Work to be completed: Copy out every line exactly, passing over the pictures.

Record set:
>> start

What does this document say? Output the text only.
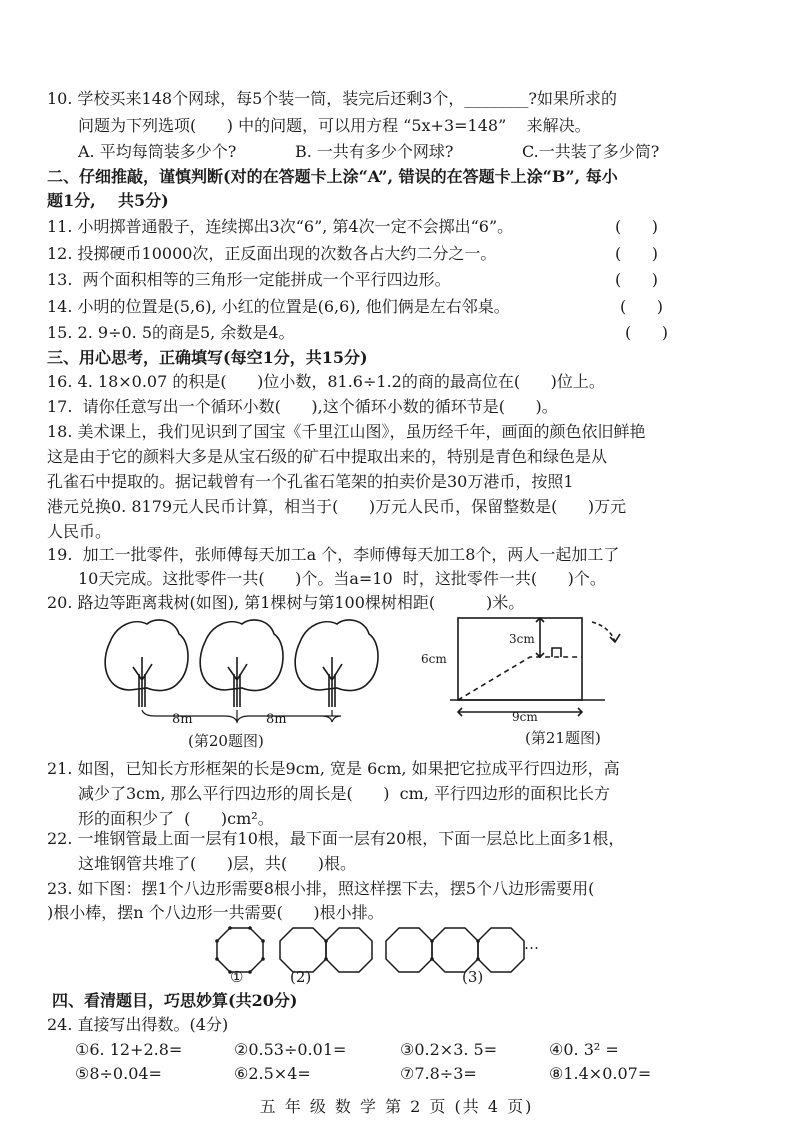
10. 学校买来148个网球，每5个装一筒，装完后还剩3个，________?如果所求的
问题为下列选项(      ) 中的问题，可以用方程 “5x+3=148”    来解决。
A. 平均每筒装多少个?	B. 一共有多少个网球?	C.一共装了多少筒?
二、仔细推敲，谨慎判断(对的在答题卡上涂“A”, 错误的在答题卡上涂“B”, 每小
题1分,    共5分)
11. 小明掷普通骰子，连续掷出3次“6”, 第4次一定不会掷出“6”。	(      )
12. 投掷硬币10000次，正反面出现的次数各占大约二分之一。	(      )
13.  两个面积相等的三角形一定能拼成一个平行四边形。	(      )
14. 小明的位置是(5,6), 小红的位置是(6,6), 他们俩是左右邻桌。	(      )
15. 2. 9÷0. 5的商是5, 余数是4。	(      )
三、用心思考，正确填写(每空1分，共15分)
16. 4. 18×0.07 的积是(      )位小数，81.6÷1.2的商的最高位在(      )位上。
17.  请你任意写出一个循环小数(      ),这个循环小数的循环节是(      )。
18. 美术课上，我们见识到了国宝《千里江山图》，虽历经千年，画面的颜色依旧鲜艳
这是由于它的颜料大多是从宝石级的矿石中提取出来的，特别是青色和绿色是从
孔雀石中提取的。据记载曾有一个孔雀石笔架的拍卖价是30万港币，按照1
港元兑换0. 8179元人民币计算，相当于(      )万元人民币，保留整数是(      )万元
人民币。
19.  加工一批零件，张师傅每天加工a 个，李师傅每天加工8个，两人一起加工了
10天完成。这批零件一共(      )个。当a=10  时，这批零件一共(      )个。
20. 路边等距离栽树(如图), 第1棵树与第100棵树相距(          )米。
8m	8m
(第20题图)
6cm
3cm
9cm
(第21题图)
21. 如图，已知长方形框架的长是9cm, 宽是 6cm, 如果把它拉成平行四边形，高
减少了3cm, 那么平行四边形的周长是(      )  cm, 平行四边形的面积比长方
形的面积少了  (      )cm²。
22. 一堆钢管最上面一层有10根，最下面一层有20根，下面一层总比上面多1根，
这堆钢管共堆了(      )层，共(      )根。
23. 如下图：摆1个八边形需要8根小排，照这样摆下去，摆5个八边形需要用(
)根小棒，摆n 个八边形一共需要(      )根小排。
…
①	(2)	(3)
四、看清题目，巧思妙算(共20分)
24. 直接写出得数。(4分)
①6. 12+2.8=	②0.53÷0.01=	③0.2×3. 5=	④0. 3² =
⑤8÷0.04=	⑥2.5×4=	⑦7.8÷3=	⑧1.4×0.07=
五 年 级 数 学 第 2 页 (共 4 页)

>> end

Output:
What does this document say? Output the text only.
10. 学校买来148个网球，每5个装一筒，装完后还剩3个，________?如果所求的
问题为下列选项(      ) 中的问题，可以用方程 “5x+3=148”    来解决。
A. 平均每筒装多少个?	B. 一共有多少个网球?	C.一共装了多少筒?
二、仔细推敲，谨慎判断(对的在答题卡上涂“A”, 错误的在答题卡上涂“B”, 每小
题1分,    共5分)
11. 小明掷普通骰子，连续掷出3次“6”, 第4次一定不会掷出“6”。	(      )
12. 投掷硬币10000次，正反面出现的次数各占大约二分之一。	(      )
13.  两个面积相等的三角形一定能拼成一个平行四边形。	(      )
14. 小明的位置是(5,6), 小红的位置是(6,6), 他们俩是左右邻桌。	(      )
15. 2. 9÷0. 5的商是5, 余数是4。	(      )
三、用心思考，正确填写(每空1分，共15分)
16. 4. 18×0.07 的积是(      )位小数，81.6÷1.2的商的最高位在(      )位上。
17.  请你任意写出一个循环小数(      ),这个循环小数的循环节是(      )。
18. 美术课上，我们见识到了国宝《千里江山图》，虽历经千年，画面的颜色依旧鲜艳
这是由于它的颜料大多是从宝石级的矿石中提取出来的，特别是青色和绿色是从
孔雀石中提取的。据记载曾有一个孔雀石笔架的拍卖价是30万港币，按照1
港元兑换0. 8179元人民币计算，相当于(      )万元人民币，保留整数是(      )万元
人民币。
19.  加工一批零件，张师傅每天加工a 个，李师傅每天加工8个，两人一起加工了
10天完成。这批零件一共(      )个。当a=10  时，这批零件一共(      )个。
20. 路边等距离栽树(如图), 第1棵树与第100棵树相距(          )米。
8m	8m
(第20题图)
6cm
3cm
9cm
(第21题图)
21. 如图，已知长方形框架的长是9cm, 宽是 6cm, 如果把它拉成平行四边形，高
减少了3cm, 那么平行四边形的周长是(      )  cm, 平行四边形的面积比长方
形的面积少了  (      )cm²。
22. 一堆钢管最上面一层有10根，最下面一层有20根，下面一层总比上面多1根，
这堆钢管共堆了(      )层，共(      )根。
23. 如下图：摆1个八边形需要8根小排，照这样摆下去，摆5个八边形需要用(
)根小棒，摆n 个八边形一共需要(      )根小排。
…
①	(2)	(3)
四、看清题目，巧思妙算(共20分)
24. 直接写出得数。(4分)
①6. 12+2.8=	②0.53÷0.01=	③0.2×3. 5=	④0. 3² =
⑤8÷0.04=	⑥2.5×4=	⑦7.8÷3=	⑧1.4×0.07=
五 年 级 数 学 第 2 页 (共 4 页)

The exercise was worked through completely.